[begin DATA ENTRIES]

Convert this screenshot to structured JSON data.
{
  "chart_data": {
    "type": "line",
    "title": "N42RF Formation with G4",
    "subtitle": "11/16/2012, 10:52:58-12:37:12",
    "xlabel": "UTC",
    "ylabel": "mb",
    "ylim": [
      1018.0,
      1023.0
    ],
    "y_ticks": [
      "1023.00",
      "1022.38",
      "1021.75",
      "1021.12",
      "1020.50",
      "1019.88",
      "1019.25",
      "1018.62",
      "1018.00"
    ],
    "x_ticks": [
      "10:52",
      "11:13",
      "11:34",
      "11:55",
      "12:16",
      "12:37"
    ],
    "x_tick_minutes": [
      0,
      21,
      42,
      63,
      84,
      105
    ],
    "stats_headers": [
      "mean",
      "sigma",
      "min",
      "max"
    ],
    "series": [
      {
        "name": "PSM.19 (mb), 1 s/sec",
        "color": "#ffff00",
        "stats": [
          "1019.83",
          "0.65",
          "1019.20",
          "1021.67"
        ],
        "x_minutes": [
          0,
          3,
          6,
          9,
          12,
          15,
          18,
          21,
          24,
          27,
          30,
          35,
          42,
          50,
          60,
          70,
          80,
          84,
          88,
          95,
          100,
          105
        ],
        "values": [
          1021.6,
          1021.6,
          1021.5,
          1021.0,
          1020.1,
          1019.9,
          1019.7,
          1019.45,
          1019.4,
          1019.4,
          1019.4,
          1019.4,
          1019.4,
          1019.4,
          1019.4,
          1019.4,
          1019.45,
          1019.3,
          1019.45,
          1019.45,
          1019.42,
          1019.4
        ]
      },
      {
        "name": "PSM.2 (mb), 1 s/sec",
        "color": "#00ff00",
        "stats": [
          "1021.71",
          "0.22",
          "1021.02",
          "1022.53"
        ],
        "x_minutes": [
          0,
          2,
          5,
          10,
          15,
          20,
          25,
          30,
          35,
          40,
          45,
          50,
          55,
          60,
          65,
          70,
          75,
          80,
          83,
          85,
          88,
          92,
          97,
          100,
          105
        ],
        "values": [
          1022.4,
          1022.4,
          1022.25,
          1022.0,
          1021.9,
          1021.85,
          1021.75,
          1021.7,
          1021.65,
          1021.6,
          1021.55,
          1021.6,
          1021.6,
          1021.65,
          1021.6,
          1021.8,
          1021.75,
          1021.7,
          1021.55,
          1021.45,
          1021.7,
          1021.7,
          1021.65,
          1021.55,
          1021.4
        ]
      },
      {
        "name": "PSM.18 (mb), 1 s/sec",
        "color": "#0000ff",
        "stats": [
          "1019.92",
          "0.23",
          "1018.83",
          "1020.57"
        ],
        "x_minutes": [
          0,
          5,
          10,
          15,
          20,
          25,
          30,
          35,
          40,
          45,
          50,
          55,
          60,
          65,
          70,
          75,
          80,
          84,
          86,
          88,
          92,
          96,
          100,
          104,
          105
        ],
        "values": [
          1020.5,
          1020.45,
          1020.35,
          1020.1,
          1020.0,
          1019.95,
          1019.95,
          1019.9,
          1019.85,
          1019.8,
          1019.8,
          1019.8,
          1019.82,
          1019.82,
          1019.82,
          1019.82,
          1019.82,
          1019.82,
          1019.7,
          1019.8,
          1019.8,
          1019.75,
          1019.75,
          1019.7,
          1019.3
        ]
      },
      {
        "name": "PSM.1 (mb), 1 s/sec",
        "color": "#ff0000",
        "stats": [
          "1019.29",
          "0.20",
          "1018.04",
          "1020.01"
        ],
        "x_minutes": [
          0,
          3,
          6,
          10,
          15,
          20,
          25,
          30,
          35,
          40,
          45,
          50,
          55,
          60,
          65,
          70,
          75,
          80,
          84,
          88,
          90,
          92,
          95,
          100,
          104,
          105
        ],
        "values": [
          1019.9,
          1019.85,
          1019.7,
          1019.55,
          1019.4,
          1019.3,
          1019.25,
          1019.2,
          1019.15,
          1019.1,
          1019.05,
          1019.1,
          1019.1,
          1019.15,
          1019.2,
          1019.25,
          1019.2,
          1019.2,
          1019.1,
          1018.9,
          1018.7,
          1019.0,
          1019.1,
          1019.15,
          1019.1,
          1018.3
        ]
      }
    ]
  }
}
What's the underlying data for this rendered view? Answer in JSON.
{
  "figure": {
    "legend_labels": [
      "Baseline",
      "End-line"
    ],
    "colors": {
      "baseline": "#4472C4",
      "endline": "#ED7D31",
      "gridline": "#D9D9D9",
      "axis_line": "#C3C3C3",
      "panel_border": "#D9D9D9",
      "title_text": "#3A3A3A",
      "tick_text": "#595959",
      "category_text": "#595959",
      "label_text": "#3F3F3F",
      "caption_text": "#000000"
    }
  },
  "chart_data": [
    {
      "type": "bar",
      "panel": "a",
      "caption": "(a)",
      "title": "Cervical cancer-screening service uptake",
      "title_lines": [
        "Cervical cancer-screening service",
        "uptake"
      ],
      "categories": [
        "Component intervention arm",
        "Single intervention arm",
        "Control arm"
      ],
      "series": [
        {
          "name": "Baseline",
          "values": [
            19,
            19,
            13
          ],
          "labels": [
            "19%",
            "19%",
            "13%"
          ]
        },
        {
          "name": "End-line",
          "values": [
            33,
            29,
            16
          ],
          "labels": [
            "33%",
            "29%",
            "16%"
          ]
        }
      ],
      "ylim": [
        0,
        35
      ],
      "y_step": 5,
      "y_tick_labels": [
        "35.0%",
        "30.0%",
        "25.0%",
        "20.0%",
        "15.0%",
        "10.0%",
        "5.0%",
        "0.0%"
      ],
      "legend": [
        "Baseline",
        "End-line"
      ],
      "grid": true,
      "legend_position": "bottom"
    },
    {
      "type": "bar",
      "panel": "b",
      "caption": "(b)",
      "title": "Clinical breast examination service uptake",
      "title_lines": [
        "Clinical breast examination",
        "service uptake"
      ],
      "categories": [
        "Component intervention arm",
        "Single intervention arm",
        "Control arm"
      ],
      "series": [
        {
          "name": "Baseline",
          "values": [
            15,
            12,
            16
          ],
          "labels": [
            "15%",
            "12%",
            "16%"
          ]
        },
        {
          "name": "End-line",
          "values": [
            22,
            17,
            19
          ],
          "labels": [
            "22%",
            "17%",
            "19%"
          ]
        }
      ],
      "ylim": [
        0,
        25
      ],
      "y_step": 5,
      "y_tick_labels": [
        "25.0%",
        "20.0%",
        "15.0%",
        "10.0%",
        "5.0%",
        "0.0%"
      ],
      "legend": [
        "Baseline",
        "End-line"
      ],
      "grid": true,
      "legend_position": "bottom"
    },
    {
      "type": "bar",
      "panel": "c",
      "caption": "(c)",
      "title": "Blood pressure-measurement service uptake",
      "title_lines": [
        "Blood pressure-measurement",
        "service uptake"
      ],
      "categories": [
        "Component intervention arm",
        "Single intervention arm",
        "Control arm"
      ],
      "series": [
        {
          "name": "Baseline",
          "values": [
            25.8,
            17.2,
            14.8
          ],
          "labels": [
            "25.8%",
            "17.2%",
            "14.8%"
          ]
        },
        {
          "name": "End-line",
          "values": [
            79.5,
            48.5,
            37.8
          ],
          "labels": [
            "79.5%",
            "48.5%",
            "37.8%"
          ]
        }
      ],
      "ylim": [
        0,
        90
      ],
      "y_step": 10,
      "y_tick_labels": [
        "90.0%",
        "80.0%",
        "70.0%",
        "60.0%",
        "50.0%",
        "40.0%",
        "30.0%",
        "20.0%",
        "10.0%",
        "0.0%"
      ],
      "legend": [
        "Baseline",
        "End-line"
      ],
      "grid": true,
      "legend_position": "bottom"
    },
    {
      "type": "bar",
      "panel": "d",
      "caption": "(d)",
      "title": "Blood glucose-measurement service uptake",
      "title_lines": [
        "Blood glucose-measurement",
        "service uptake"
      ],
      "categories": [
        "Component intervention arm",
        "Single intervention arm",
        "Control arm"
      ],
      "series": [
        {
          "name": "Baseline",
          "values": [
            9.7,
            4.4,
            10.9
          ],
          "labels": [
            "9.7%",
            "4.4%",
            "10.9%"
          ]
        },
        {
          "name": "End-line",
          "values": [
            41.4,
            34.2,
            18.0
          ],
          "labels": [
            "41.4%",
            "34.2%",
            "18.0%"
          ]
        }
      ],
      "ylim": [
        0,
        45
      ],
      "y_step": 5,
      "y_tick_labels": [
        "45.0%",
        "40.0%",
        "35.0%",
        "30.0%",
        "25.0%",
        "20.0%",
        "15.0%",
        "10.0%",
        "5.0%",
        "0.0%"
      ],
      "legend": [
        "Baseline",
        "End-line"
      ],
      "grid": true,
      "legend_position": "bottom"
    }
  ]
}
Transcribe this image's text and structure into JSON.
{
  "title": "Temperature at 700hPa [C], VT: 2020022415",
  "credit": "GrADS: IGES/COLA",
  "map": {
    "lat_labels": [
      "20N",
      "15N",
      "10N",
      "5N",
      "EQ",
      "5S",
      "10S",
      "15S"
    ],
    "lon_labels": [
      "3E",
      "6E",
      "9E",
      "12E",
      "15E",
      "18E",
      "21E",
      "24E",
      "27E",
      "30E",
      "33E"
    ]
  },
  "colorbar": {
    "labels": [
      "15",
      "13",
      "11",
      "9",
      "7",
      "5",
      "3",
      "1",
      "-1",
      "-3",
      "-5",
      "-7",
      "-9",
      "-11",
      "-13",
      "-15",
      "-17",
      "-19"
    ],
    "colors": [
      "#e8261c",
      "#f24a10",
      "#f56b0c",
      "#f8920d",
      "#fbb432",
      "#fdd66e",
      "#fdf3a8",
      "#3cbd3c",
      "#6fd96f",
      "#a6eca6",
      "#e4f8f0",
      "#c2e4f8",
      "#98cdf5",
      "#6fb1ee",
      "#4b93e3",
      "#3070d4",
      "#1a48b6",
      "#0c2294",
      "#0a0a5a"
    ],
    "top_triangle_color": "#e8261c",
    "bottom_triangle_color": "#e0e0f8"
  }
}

[end DATA ENTRIES]

Report only a number: how many lines in the material above contain the string "examination".

2